Directions for this task:
Count the lines in the records below that contain the word "accent", and reply with only that number.

* * *

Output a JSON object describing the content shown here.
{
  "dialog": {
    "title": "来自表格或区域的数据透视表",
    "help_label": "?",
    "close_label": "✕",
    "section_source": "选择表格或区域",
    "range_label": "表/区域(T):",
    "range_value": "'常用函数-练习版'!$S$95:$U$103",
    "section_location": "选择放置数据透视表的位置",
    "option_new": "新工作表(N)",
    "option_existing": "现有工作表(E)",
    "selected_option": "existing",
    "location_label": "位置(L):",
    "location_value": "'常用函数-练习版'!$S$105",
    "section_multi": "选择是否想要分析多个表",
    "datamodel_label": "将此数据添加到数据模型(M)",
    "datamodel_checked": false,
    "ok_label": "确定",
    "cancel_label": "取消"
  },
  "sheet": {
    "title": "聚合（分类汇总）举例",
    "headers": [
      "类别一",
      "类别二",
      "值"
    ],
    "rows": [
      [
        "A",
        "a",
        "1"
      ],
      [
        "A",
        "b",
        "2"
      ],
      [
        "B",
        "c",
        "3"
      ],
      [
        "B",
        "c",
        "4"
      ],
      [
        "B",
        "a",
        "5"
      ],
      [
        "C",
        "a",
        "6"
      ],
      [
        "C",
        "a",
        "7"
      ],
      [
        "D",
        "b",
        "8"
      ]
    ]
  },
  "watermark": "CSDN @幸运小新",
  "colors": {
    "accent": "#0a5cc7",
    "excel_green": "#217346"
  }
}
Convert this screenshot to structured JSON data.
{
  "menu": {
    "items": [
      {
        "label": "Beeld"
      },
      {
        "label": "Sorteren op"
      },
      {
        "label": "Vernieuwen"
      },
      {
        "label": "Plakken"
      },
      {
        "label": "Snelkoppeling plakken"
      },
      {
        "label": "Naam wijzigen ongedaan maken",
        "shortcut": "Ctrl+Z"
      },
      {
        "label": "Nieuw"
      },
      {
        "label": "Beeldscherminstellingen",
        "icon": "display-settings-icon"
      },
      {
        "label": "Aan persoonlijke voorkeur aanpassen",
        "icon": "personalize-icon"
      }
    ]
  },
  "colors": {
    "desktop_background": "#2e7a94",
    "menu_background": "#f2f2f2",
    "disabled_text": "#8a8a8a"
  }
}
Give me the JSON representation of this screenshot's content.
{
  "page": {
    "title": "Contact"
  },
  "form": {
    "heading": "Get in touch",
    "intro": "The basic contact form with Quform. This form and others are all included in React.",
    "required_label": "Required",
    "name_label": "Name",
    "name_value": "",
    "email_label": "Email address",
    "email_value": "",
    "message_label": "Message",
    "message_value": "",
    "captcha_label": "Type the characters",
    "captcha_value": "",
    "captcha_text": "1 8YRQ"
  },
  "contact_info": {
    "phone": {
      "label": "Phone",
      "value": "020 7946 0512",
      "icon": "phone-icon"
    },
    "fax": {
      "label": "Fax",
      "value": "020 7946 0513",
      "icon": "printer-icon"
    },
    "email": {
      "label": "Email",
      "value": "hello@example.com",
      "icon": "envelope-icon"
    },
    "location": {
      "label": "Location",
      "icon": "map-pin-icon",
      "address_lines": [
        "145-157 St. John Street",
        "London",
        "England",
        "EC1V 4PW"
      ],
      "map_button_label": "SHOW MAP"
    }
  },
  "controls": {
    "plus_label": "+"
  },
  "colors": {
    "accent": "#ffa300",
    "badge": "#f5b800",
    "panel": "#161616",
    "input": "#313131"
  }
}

* * *

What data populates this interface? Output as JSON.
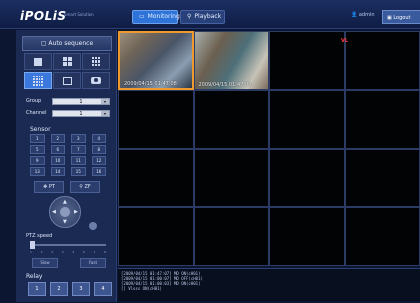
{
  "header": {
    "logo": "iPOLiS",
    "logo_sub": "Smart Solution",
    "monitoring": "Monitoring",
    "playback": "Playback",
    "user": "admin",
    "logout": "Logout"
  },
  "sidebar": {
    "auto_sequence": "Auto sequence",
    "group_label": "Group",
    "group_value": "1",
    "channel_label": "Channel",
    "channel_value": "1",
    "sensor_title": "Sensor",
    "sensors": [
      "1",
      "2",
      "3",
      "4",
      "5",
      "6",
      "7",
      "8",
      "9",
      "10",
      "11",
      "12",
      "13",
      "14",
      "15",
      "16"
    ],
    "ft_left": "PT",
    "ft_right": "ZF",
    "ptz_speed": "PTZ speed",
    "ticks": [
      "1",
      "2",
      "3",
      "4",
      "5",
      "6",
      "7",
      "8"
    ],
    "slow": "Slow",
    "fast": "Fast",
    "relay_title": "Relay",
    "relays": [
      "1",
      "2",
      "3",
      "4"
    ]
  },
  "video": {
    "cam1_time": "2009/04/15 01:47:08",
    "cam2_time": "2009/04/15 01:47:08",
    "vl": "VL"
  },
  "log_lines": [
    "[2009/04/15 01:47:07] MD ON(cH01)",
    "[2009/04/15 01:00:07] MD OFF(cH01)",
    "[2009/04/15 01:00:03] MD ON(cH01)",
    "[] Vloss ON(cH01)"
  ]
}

* * *

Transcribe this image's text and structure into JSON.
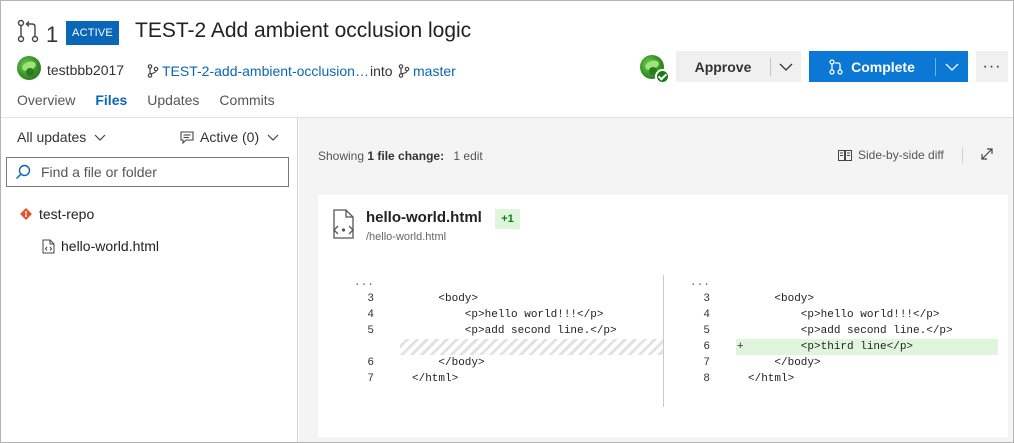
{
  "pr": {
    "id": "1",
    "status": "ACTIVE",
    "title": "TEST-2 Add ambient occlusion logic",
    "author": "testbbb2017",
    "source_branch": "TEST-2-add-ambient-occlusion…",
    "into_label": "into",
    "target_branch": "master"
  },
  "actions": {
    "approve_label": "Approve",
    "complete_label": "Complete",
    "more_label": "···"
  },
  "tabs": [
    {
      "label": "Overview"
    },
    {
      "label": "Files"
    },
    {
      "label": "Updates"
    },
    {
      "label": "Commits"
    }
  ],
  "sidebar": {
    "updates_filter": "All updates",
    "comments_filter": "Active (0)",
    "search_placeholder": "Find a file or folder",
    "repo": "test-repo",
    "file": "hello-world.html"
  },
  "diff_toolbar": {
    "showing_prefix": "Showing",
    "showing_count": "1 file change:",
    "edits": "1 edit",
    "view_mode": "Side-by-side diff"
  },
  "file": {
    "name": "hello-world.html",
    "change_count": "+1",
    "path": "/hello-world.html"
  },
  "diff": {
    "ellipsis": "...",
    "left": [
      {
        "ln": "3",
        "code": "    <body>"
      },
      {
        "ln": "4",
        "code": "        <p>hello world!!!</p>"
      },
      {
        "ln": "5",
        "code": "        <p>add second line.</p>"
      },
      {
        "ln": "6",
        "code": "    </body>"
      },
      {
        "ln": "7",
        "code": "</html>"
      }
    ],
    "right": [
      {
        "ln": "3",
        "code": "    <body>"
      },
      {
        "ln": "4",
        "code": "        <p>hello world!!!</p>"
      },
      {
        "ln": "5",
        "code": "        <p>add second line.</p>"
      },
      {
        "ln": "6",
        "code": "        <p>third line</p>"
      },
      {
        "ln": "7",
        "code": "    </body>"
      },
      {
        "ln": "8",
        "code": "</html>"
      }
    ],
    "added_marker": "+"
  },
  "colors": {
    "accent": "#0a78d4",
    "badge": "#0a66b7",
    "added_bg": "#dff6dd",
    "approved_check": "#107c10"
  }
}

* * *

Task response:
3